SHORT PROBLEM ▸ Copy every line with the string "this" in it.
::: INPUT ROWS :::
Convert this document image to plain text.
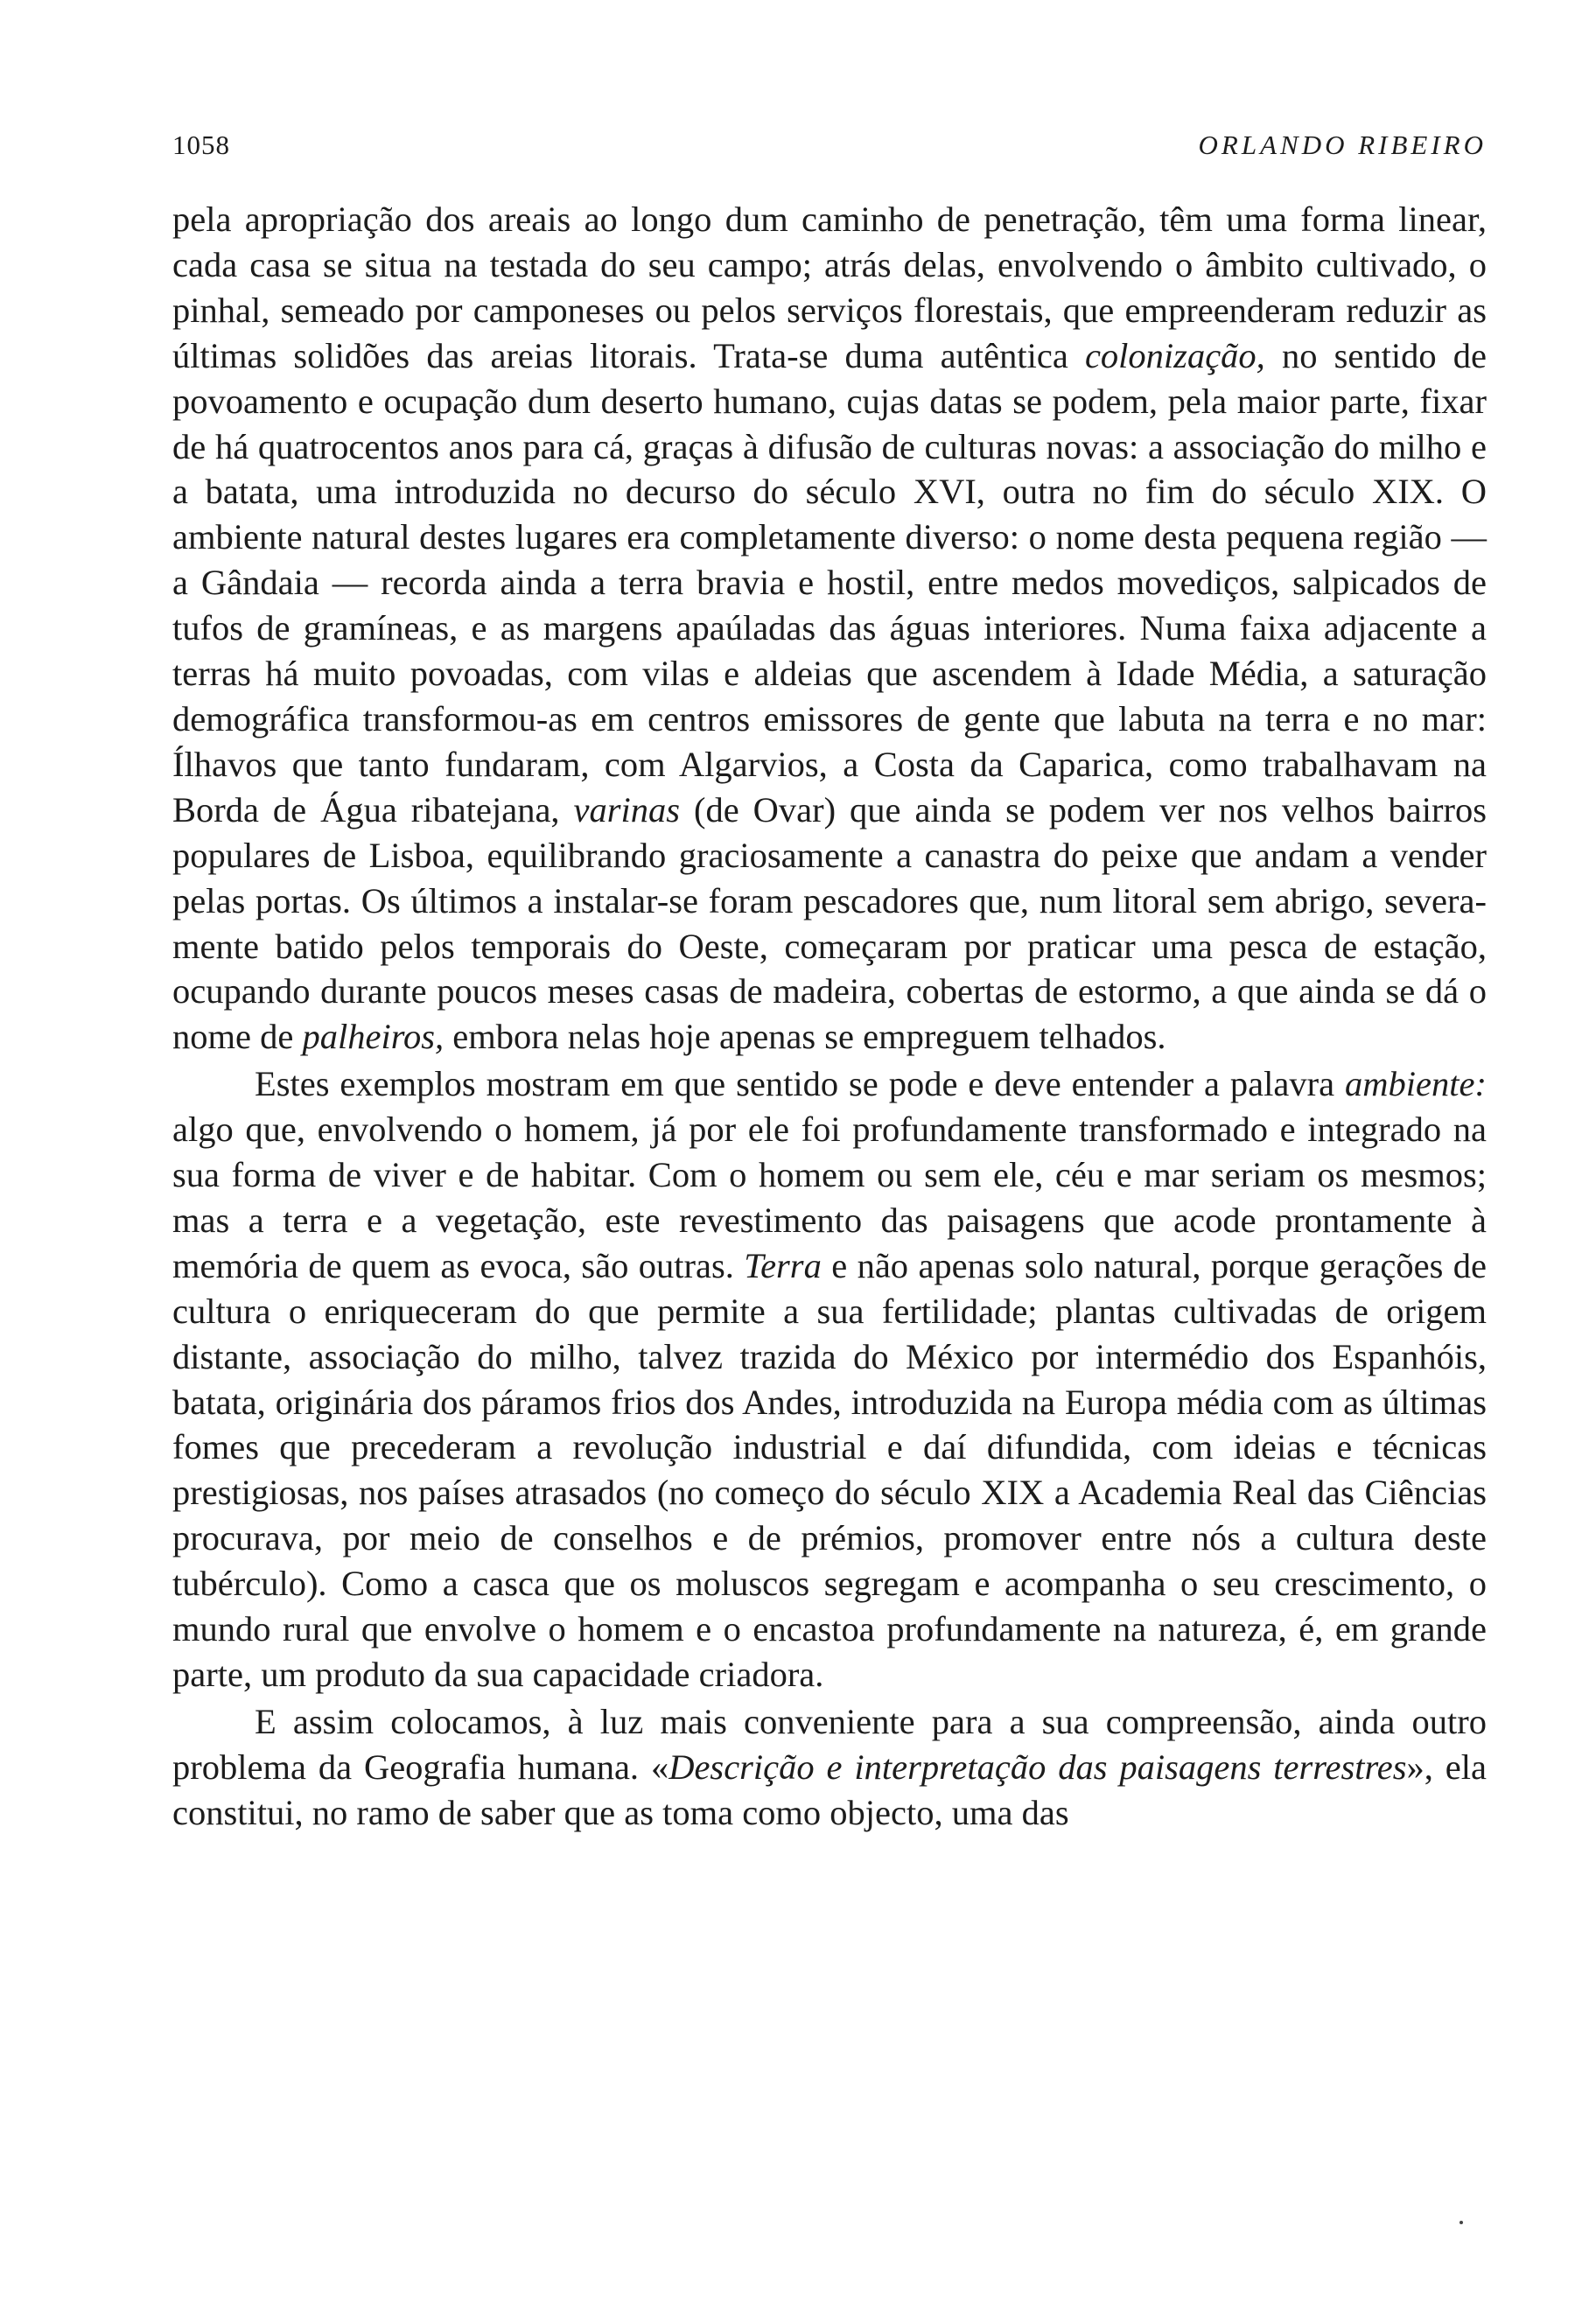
1058	ORLANDO RIBEIRO

pela apropriação dos areais ao longo dum caminho de penetração, têm uma forma linear, cada casa se situa na testada do seu campo; atrás delas, envolvendo o âmbito cultivado, o pinhal, semeado por camponeses ou pelos serviços florestais, que empreenderam reduzir as últimas solidões das areias litorais. Trata-se duma autêntica colonização, no sentido de povoamento e ocupação dum deserto humano, cujas datas se podem, pela maior parte, fixar de há quatrocentos anos para cá, graças à difusão de culturas novas: a associação do milho e a batata, uma introduzida no decurso do século XVI, outra no fim do século XIX. O ambiente natural destes lugares era completamente diverso: o nome desta pequena região — a Gândaia — recorda ainda a terra bravia e hostil, entre medos movediços, salpicados de tufos de gramíneas, e as margens apaúladas das águas interiores. Numa faixa adjacente a terras há muito povoadas, com vilas e aldeias que ascendem à Idade Média, a saturação demográfica transformou-as em centros emissores de gente que labuta na terra e no mar: Ílhavos que tanto fundaram, com Algarvios, a Costa da Caparica, como trabalhavam na Borda de Água ribatejana, varinas (de Ovar) que ainda se podem ver nos velhos bairros populares de Lisboa, equilibrando graciosamente a canastra do peixe que andam a vender pelas portas. Os últimos a instalar-se foram pescadores que, num litoral sem abrigo, severamente batido pelos temporais do Oeste, começaram por praticar uma pesca de estação, ocupando durante poucos meses casas de madeira, cobertas de estormo, a que ainda se dá o nome de palheiros, embora nelas hoje apenas se empreguem telhados.

Estes exemplos mostram em que sentido se pode e deve entender a palavra ambiente: algo que, envolvendo o homem, já por ele foi profundamente transformado e integrado na sua forma de viver e de habitar. Com o homem ou sem ele, céu e mar seriam os mesmos; mas a terra e a vegetação, este revestimento das paisagens que acode prontamente à memória de quem as evoca, são outras. Terra e não apenas solo natural, porque gerações de cultura o enriqueceram do que permite a sua fertilidade; plantas cultivadas de origem distante, associação do milho, talvez trazida do México por intermédio dos Espanhóis, batata, originária dos páramos frios dos Andes, introduzida na Europa média com as últimas fomes que precederam a revolução industrial e daí difundida, com ideias e técnicas prestigiosas, nos países atrasados (no começo do século XIX a Academia Real das Ciências procurava, por meio de conselhos e de prémios, promover entre nós a cultura deste tubérculo). Como a casca que os moluscos segregam e acompanha o seu crescimento, o mundo rural que envolve o homem e o encastoa profundamente na natureza, é, em grande parte, um produto da sua capacidade criadora.

E assim colocamos, à luz mais conveniente para a sua compreensão, ainda outro problema da Geografia humana. «Descrição e interpretação das paisagens terrestres», ela constitui, no ramo de saber que as toma como objecto, uma das
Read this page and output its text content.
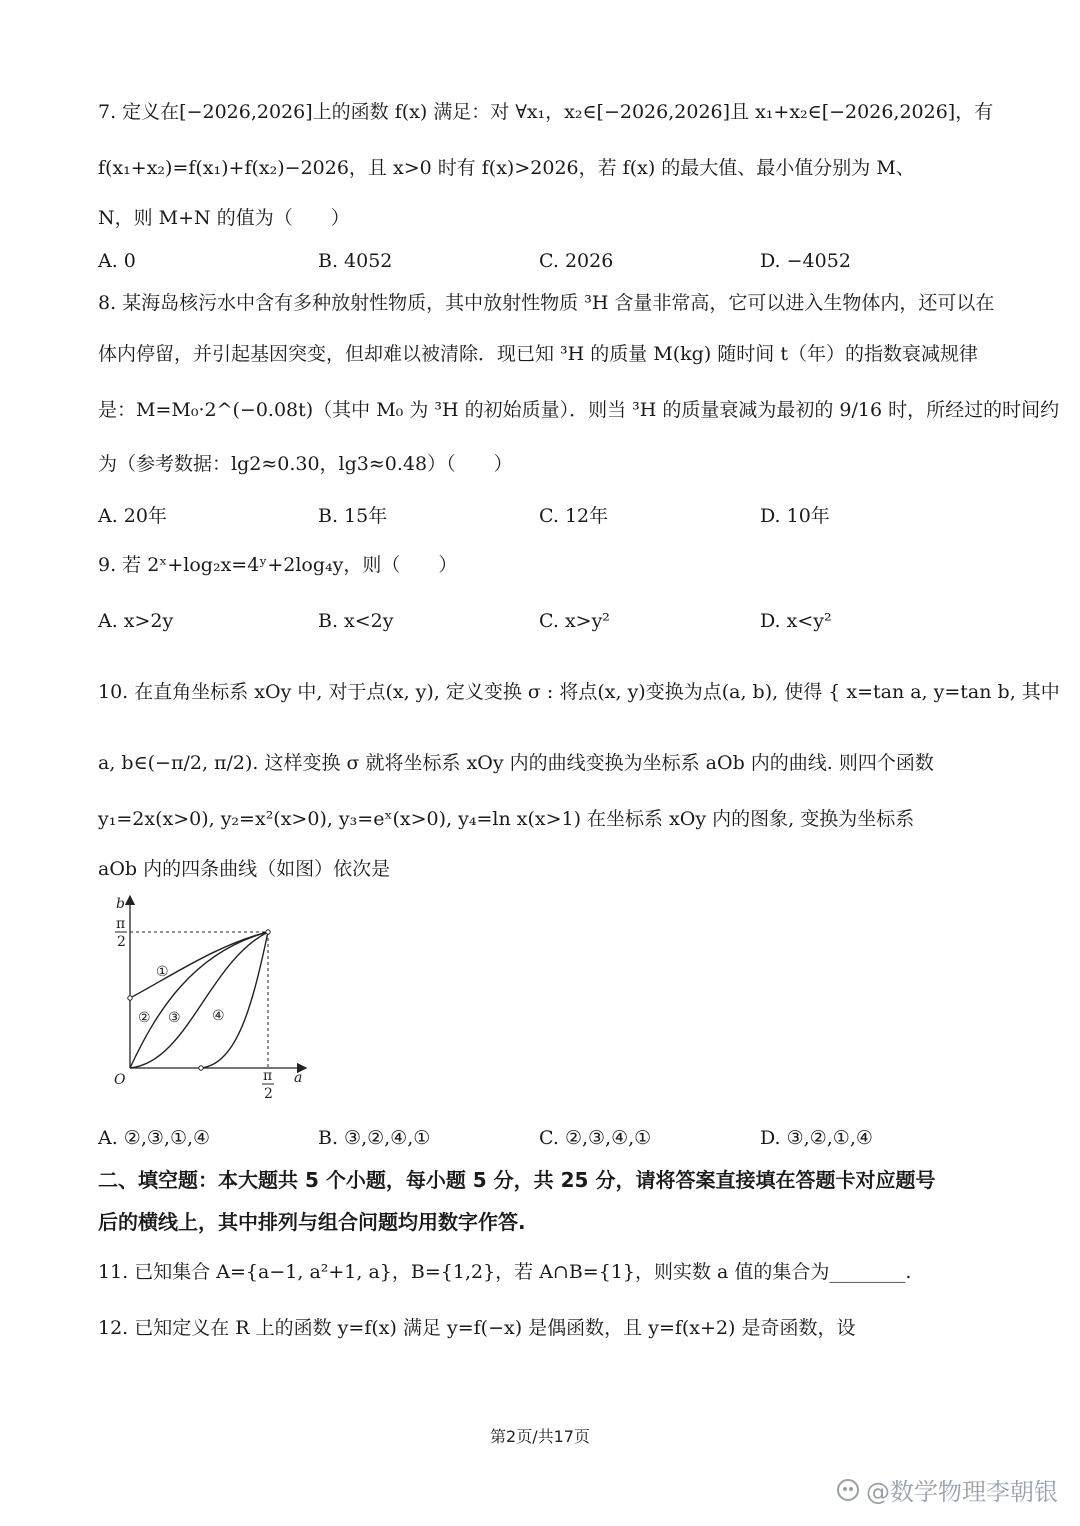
7. 定义在[−2026,2026]上的函数 f(x) 满足：对 ∀x₁，x₂∈[−2026,2026]且 x₁+x₂∈[−2026,2026]，有
f(x₁+x₂)=f(x₁)+f(x₂)−2026，且 x>0 时有 f(x)>2026，若 f(x) 的最大值、最小值分别为 M、
N，则 M+N 的值为（　　）
A. 0	B. 4052	C. 2026	D. −4052
8. 某海岛核污水中含有多种放射性物质，其中放射性物质 ³H 含量非常高，它可以进入生物体内，还可以在
体内停留，并引起基因突变，但却难以被清除．现已知 ³H 的质量 M(kg) 随时间 t（年）的指数衰减规律
是：M=M₀·2^(−0.08t)（其中 M₀ 为 ³H 的初始质量）．则当 ³H 的质量衰减为最初的 9/16 时，所经过的时间约
为（参考数据：lg2≈0.30，lg3≈0.48）（　　）
A. 20年	B. 15年	C. 12年	D. 10年
9. 若 2ˣ+log₂x=4ʸ+2log₄y，则（　　）
A. x>2y	B. x<2y	C. x>y²	D. x<y²
10. 在直角坐标系 xOy 中, 对于点(x, y), 定义变换 σ : 将点(x, y)变换为点(a, b), 使得 { x=tan a, y=tan b, 其中
a, b∈(−π/2, π/2). 这样变换 σ 就将坐标系 xOy 内的曲线变换为坐标系 aOb 内的曲线. 则四个函数
y₁=2x(x>0), y₂=x²(x>0), y₃=eˣ(x>0), y₄=ln x(x>1) 在坐标系 xOy 内的图象, 变换为坐标系
aOb 内的四条曲线（如图）依次是
b
π
2
O	a
π
2
①
② ③ ④
A. ②,③,①,④	B. ③,②,④,①	C. ②,③,④,①	D. ③,②,①,④
二、填空题：本大题共 5 个小题，每小题 5 分，共 25 分，请将答案直接填在答题卡对应题号
后的横线上，其中排列与组合问题均用数字作答.
11. 已知集合 A={a−1, a²+1, a}，B={1,2}，若 A∩B={1}，则实数 a 值的集合为________.
12. 已知定义在 R 上的函数 y=f(x) 满足 y=f(−x) 是偶函数，且 y=f(x+2) 是奇函数，设
第2页/共17页
@数学物理李朝银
:::
ANSWER FOR THE TASK ▸
Convert this document image to plain text.
Read this page and output its text content.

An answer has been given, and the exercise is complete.